**INSTRUCTION 1**
From the HPC training text, list every file that is downloaded as a result once the job finishes.
**INSTRUCTION 2**
Reproduce, word for word, the part of the HPC training text that opens with the words containing "Control which layers" and closes with "(fastest, least adaptation)".

[Begin PASSAGE GIVEN]

How HPC Training Works

Behind the scenes, train_model():

Uploads artifacts to HPC:
- Dataset → base_dir/datasets/{dataset_id}/
- Training script → base_dir/scripts/train.py
- Both use rsync - unchanged files are skipped!
Submits SLURM job with:
- Working directory: base_dir
- Command uses relative paths (clean, portable)
- GPU allocation via hipergator resource spec
Monitors job until completion
Downloads results:
- model_best.pth (weights)
- config.yaml (model config)
- metadata.json (class names)
- metrics.json (training history)
Pins model to local board for easy loading

Shared Directory Structure

HPC uses an efficient shared structure to avoid re-uploading:

/blue/base_dir/
├── datasets/
│   └── my_dataset_v1/          # Shared across all models
│       ├── train/
│       └── valid/
├── scripts/
│   └── train.py                # Shared script
└── models/
    └── my_detector_hpc_v1/
        └── 20250113120000/     # Run ID (timestamp)
            └── output/
                ├── model_best.pth
                ├── config.yaml
                └── metadata.json

This means: - First training uploads everything - Subsequent trainings only upload changed files - Multiple models can share datasets and scripts

Monitoring and Troubleshooting

# Check HPC connection
hipergator::hpg_check_connection()

# View your base directory
hipergator::hpg_show_base_dir()

# List running jobs (if you have access)
# hipergator provides job monitoring functions

If training fails: 1. Check error messages in the R console 2. Verify base_dir exists on HPC 3. Ensure dataset paths are correct 4. Check GPU availability on your partition

Advanced Topics

Custom Learning Rates

Override auto-scaling for fine control:

train_model(
  data_dir = "data/processed/my_dataset",
  model_id = "my_model",
  num_classes = 3,
  learning_rate = 0.0005,  # Manual LR (head rate; backbone gets 0.1x)
  max_iter = 12000
)

The default auto-scaling uses: - Batch size (linear scaling) - freeze_at (more frozen = higher LR) - Base rate: 0.001 for freeze_at = 2

Backbone Selection

Choose a backbone based on your needs:

# ResNet50 (default) - Fast, good for most tasks
backbone = "resnet50"

# ResNet101 - Deeper, better accuracy, slower
backbone = "resnet101"

# ResNeXt101 - Best accuracy, slowest, needs more memory
backbone = "resnext101"

Freeze Strategies

Control which layers to train:

# freeze_at = 0: Train entire backbone (slow, best adaptation)
# freeze_at = 1: Freeze stem only (good balance)
# freeze_at = 2: Freeze stem + res2 (default, faster)
# freeze_at = 3: Freeze stem + res2 + res3
# freeze_at = 4: Freeze stem + res2 + res3 + res4
# freeze_at = 5: Freeze entire backbone (fastest, least adaptation)

train_model(
  ...,
  freeze_at = 1,  # Less frozen = slower but better domain adaptation
  learning_rate = NULL  # Auto-scale adjusts for freeze_at
)

Using Pinned Datasets

Pin datasets once, reuse many times:

# Pin dataset
pin_dataset("data/processed/my_dataset", "my_dataset_v1")

# Train multiple models with same dataset
train_model(dataset_id = "my_dataset_v1", model_id = "model_a", ...)

[End PASSAGE GIVEN]
[Begin INFORMATION SUPPLIED]

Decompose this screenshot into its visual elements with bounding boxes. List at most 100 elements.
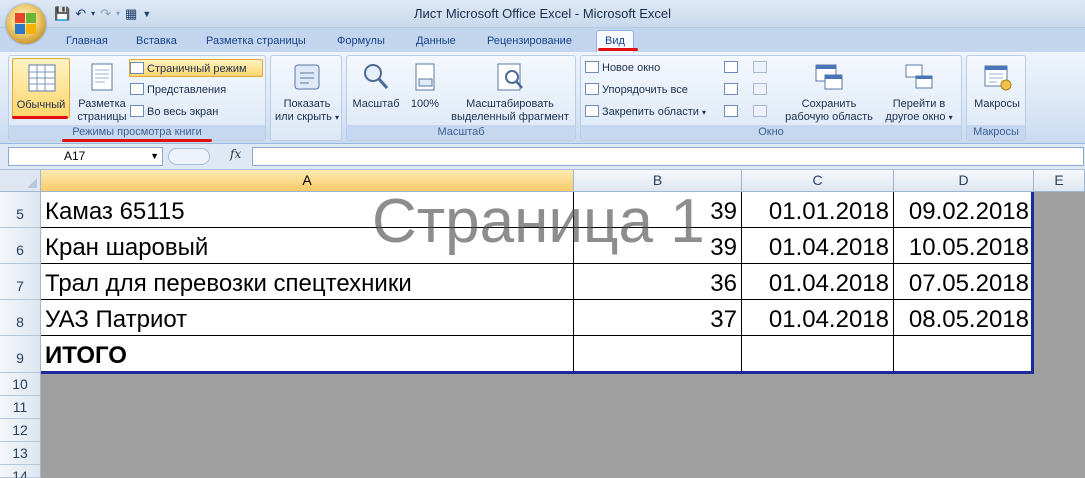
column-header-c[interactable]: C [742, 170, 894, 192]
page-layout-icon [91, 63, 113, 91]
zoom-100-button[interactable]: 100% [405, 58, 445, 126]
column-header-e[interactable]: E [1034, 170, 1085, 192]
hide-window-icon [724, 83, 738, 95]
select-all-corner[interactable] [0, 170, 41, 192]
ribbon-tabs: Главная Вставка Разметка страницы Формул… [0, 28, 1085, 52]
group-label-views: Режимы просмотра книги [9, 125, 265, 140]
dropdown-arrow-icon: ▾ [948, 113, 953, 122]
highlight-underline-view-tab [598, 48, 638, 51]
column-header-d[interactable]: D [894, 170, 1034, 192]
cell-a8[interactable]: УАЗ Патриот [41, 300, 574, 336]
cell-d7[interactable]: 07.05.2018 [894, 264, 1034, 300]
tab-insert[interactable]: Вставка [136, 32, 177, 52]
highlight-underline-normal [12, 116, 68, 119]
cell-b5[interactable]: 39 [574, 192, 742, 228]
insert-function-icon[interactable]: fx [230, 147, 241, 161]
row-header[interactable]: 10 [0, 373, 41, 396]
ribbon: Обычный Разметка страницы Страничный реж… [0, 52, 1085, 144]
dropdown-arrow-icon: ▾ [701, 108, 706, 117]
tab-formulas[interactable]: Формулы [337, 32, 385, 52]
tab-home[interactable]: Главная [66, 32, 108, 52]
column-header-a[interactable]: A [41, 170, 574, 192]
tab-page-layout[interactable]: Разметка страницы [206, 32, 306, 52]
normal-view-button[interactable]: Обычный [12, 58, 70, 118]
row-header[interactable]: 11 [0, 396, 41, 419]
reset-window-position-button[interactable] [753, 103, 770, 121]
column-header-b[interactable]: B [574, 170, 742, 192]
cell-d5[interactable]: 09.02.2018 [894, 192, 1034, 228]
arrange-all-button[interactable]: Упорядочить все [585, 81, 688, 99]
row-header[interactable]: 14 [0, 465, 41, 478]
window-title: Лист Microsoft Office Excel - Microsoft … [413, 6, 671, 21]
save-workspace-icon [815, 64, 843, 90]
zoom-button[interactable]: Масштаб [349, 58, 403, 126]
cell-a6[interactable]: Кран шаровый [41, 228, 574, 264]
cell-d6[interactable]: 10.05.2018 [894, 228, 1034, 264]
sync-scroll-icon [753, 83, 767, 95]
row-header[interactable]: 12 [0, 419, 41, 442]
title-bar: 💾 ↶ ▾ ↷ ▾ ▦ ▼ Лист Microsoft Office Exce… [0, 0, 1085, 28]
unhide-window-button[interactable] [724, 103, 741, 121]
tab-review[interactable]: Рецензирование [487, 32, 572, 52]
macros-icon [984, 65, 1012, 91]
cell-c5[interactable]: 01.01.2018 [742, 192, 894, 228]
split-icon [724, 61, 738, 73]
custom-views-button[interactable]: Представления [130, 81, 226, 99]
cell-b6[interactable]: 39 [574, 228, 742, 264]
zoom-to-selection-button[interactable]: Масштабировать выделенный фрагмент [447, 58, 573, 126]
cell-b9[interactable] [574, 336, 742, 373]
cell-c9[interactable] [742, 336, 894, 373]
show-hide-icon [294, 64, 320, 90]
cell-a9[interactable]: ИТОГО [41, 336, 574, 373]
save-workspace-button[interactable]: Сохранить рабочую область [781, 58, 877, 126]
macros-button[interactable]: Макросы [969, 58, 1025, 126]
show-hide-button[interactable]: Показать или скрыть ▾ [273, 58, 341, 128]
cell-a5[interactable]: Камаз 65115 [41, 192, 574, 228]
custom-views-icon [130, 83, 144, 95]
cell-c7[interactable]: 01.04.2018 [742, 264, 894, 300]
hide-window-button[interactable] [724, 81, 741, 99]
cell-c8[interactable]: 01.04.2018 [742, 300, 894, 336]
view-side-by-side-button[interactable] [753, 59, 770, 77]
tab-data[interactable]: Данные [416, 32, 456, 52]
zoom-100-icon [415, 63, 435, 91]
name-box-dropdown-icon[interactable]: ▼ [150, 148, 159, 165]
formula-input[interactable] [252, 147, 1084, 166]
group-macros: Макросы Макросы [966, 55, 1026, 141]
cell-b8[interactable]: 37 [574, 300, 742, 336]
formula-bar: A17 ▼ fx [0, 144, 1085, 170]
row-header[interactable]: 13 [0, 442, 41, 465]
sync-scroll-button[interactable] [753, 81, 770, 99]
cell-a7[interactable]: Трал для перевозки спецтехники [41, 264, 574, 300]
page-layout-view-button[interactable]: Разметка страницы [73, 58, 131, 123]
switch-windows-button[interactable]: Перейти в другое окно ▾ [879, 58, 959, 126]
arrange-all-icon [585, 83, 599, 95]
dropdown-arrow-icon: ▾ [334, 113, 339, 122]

[End INFORMATION SUPPLIED]

**EXERCISE RESPONSE 1**
- model_best.pth (weights)
- config.yaml (model config)
- metadata.json (class names)
- metrics.json (training history)

**EXERCISE RESPONSE 2**
Control which layers to train:

# freeze_at = 0: Train entire backbone (slow, best adaptation)
# freeze_at = 1: Freeze stem only (good balance)
# freeze_at = 2: Freeze stem + res2 (default, faster)
# freeze_at = 3: Freeze stem + res2 + res3
# freeze_at = 4: Freeze stem + res2 + res3 + res4
# freeze_at = 5: Freeze entire backbone (fastest, least adaptation)